Items from a dataset:
-- begin --

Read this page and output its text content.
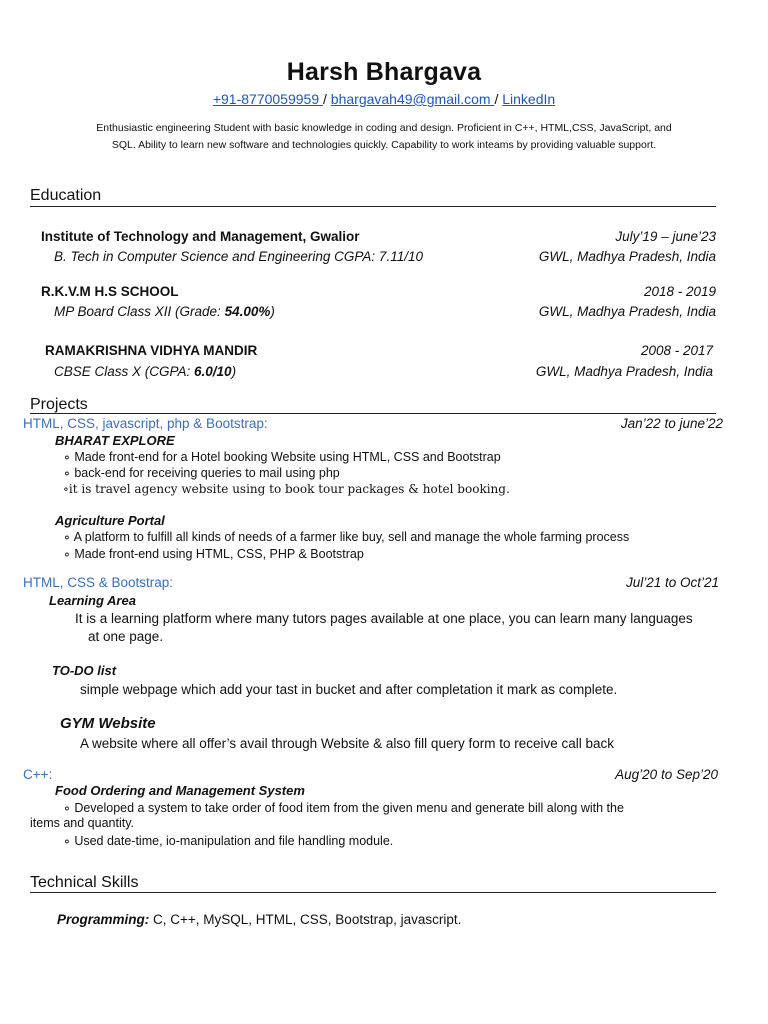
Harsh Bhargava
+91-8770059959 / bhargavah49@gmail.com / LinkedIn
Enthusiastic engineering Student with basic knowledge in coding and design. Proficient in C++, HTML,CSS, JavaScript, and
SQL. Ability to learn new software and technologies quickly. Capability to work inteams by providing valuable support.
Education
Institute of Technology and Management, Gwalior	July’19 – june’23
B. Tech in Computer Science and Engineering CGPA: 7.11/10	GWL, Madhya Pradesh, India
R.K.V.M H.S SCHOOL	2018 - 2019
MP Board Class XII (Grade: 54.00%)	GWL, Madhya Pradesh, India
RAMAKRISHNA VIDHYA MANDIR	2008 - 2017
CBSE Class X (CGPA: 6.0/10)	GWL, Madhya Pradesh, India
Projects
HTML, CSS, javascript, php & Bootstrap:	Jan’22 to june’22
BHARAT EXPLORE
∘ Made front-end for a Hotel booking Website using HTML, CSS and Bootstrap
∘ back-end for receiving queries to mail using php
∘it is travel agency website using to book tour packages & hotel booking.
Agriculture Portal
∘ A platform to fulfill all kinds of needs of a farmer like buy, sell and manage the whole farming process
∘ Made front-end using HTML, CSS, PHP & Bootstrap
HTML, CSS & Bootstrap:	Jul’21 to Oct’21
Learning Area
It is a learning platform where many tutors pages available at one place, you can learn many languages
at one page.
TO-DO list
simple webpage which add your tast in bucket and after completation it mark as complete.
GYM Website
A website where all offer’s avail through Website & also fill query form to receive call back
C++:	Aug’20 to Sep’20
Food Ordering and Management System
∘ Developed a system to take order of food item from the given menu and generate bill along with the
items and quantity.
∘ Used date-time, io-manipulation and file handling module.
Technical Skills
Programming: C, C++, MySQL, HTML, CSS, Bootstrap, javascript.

-- end --

* [Problem details]
List every line above that holds the word "platform".

* [Correct result]
∘ A platform to fulfill all kinds of needs of a farmer like buy, sell and manage the whole farming process
It is a learning platform where many tutors pages available at one place, you can learn many languages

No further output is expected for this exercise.